- WHAT YOU WILL DO -
Pick out every line holding the string "problems" and copy it.

START SUPPLIED ENTRIES

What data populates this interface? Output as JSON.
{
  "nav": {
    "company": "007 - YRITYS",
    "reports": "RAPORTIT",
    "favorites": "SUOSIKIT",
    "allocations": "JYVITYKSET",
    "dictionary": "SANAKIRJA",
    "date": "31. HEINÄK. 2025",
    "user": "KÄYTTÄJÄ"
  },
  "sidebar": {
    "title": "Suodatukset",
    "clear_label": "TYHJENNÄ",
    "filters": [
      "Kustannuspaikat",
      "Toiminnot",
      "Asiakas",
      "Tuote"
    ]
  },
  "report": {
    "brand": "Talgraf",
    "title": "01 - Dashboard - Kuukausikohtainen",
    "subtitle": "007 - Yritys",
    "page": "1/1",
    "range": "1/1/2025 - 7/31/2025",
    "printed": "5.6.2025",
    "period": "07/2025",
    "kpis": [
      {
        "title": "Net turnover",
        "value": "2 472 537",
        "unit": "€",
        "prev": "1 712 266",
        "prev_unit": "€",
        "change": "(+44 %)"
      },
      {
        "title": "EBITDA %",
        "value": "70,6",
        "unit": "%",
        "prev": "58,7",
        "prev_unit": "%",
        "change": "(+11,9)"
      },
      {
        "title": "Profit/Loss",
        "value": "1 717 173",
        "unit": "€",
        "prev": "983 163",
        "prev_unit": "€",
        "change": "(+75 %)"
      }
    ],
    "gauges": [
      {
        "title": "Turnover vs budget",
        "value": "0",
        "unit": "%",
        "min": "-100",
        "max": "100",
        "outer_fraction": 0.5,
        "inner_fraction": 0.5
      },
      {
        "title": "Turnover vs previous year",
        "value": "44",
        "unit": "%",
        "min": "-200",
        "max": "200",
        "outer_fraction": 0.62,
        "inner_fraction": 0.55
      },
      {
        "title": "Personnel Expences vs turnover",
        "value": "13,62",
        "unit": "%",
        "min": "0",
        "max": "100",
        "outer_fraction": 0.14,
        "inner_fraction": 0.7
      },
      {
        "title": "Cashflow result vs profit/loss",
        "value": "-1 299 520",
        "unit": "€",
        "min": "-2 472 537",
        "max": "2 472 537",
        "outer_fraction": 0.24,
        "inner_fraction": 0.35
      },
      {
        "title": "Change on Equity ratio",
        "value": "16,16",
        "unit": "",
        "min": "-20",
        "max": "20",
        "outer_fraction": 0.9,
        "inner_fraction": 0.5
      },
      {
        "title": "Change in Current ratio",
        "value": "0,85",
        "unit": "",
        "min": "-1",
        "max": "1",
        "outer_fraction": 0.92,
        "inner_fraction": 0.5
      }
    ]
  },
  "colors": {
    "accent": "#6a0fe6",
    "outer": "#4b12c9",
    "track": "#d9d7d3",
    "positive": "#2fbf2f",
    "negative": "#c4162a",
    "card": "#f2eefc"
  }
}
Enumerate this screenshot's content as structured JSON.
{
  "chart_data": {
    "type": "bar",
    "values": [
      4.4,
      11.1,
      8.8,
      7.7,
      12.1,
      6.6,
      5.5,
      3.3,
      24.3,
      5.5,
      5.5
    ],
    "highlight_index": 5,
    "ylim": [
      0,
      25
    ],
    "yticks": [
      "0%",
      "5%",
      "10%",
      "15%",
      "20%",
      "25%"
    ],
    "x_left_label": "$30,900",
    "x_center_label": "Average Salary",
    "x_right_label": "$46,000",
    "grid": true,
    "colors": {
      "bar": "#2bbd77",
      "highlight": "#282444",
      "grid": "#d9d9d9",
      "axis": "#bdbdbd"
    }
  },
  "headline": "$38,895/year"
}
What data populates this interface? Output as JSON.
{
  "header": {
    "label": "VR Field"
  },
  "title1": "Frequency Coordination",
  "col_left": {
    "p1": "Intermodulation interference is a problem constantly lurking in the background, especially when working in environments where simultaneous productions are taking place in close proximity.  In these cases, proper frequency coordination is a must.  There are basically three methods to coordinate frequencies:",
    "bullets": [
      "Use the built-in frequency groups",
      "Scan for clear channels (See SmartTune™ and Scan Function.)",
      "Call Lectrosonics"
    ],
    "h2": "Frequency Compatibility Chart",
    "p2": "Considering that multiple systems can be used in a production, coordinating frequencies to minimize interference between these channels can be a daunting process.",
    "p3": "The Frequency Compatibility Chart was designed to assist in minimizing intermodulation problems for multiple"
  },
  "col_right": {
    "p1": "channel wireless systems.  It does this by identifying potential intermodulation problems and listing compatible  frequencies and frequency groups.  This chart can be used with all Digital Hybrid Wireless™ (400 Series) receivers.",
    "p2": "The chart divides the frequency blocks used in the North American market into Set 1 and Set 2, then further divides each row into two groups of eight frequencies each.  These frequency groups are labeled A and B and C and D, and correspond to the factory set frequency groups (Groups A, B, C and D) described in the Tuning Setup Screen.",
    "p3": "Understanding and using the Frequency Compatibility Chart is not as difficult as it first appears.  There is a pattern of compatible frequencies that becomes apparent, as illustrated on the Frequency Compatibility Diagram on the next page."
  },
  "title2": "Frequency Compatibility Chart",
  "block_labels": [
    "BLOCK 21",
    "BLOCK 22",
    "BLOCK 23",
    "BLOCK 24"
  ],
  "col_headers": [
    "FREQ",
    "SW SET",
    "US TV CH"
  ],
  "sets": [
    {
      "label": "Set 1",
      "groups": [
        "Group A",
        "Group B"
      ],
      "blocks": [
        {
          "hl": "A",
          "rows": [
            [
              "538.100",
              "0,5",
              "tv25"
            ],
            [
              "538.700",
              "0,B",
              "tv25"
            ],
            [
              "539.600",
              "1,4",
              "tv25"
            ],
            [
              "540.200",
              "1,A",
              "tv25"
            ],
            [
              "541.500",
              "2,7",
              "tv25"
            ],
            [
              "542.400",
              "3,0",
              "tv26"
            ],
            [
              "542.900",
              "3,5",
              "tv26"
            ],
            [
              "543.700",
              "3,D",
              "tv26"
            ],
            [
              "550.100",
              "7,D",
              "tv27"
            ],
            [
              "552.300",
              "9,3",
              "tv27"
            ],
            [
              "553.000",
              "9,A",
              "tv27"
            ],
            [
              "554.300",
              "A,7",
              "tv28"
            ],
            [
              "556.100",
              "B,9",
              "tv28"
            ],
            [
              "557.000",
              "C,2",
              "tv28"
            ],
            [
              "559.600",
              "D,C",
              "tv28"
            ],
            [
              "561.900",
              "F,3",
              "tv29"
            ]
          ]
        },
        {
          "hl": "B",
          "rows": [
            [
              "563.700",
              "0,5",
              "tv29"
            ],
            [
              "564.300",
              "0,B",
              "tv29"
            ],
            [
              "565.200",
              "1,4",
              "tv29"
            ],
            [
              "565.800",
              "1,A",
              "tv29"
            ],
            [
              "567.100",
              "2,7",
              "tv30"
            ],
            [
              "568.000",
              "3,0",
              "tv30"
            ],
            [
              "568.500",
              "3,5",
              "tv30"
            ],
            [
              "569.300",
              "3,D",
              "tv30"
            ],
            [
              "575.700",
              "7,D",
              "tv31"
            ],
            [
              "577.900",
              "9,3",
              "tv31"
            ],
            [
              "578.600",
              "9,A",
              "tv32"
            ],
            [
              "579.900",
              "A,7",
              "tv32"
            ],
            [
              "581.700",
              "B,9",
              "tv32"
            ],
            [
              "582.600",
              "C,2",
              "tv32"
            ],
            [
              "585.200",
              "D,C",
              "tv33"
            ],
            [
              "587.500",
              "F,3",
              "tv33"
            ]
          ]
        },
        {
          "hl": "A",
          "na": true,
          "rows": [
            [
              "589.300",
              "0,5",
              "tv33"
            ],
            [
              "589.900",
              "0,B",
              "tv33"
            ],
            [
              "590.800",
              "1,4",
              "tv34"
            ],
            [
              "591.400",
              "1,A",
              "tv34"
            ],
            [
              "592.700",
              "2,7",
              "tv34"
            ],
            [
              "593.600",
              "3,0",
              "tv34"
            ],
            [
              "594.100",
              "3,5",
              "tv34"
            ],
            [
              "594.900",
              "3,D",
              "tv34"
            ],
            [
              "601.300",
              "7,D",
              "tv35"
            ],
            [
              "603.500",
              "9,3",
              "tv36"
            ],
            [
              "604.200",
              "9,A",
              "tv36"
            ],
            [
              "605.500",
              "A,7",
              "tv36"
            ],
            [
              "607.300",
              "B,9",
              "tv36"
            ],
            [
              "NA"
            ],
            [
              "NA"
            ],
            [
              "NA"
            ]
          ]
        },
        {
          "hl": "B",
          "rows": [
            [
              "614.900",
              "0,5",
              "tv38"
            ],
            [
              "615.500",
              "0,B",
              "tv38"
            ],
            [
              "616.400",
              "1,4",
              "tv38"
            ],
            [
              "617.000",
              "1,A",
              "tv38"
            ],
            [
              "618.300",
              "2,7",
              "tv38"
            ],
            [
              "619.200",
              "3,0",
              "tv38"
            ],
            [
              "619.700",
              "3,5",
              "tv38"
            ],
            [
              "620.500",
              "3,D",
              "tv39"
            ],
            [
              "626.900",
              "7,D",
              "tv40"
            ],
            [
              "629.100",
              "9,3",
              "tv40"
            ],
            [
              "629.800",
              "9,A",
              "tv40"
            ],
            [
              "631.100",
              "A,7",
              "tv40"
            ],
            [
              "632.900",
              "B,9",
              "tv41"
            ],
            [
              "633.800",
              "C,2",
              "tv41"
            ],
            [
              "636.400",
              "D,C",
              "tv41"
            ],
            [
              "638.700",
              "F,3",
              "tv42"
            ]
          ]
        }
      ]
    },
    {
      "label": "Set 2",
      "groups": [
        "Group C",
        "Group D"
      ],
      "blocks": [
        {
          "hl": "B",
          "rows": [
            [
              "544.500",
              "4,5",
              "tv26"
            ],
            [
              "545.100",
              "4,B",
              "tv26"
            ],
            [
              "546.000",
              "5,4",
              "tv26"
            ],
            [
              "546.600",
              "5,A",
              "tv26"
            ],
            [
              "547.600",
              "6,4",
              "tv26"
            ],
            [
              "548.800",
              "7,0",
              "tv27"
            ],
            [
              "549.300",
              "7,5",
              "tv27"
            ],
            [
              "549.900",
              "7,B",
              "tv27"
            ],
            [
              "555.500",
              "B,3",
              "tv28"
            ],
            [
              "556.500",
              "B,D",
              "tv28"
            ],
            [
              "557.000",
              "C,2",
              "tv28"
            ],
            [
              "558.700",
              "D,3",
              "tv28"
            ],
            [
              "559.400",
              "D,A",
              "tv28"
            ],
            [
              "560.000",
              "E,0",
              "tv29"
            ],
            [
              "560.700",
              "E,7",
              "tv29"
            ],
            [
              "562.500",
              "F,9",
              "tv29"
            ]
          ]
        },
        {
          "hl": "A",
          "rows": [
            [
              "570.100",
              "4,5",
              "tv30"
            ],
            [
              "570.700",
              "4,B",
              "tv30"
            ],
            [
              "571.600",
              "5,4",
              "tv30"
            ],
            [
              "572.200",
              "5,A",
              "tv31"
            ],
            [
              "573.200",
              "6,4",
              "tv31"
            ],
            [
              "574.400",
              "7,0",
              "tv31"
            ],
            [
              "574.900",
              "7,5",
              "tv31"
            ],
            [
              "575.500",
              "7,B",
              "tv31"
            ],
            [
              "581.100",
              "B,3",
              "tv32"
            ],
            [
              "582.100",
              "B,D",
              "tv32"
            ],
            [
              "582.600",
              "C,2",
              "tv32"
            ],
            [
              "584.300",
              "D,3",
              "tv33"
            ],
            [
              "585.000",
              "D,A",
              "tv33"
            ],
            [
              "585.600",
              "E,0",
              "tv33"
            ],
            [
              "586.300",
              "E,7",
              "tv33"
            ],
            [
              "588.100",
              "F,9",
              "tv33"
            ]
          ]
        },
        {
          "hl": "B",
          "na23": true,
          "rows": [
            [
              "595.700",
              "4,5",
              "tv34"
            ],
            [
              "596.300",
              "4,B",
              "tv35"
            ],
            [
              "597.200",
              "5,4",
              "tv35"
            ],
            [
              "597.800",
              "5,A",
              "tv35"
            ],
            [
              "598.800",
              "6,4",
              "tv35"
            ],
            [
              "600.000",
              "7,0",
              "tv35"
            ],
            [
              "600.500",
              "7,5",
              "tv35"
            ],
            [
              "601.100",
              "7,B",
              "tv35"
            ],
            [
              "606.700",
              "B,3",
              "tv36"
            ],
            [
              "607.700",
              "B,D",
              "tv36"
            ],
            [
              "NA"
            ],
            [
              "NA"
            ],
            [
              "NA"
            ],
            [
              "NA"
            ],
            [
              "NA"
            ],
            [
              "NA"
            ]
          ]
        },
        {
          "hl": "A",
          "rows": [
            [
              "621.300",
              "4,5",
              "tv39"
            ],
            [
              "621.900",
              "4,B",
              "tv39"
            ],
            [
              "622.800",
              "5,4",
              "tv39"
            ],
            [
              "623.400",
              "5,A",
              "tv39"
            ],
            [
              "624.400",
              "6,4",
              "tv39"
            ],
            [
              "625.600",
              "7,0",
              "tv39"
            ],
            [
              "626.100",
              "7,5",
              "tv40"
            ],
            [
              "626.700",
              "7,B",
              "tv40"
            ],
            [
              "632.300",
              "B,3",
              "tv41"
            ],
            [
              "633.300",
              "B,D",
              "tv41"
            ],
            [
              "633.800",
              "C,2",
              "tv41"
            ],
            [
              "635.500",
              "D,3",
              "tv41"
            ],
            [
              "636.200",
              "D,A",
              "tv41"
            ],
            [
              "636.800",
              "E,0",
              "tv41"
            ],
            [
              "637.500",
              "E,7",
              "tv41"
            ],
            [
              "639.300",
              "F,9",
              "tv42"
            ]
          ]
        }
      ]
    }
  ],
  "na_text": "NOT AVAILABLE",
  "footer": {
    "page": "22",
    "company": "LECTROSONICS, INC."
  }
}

END SUPPLIED ENTRIES

- ANSWER TO THIS EXERCISE -
    "p3": "The Frequency Compatibility Chart was designed to assist in minimizing intermodulation problems for multiple"
    "p1": "channel wireless systems.  It does this by identifying potential intermodulation problems and listing compatible  frequencies and frequency groups.  This chart can be used with all Digital Hybrid Wireless™ (400 Series) receivers.",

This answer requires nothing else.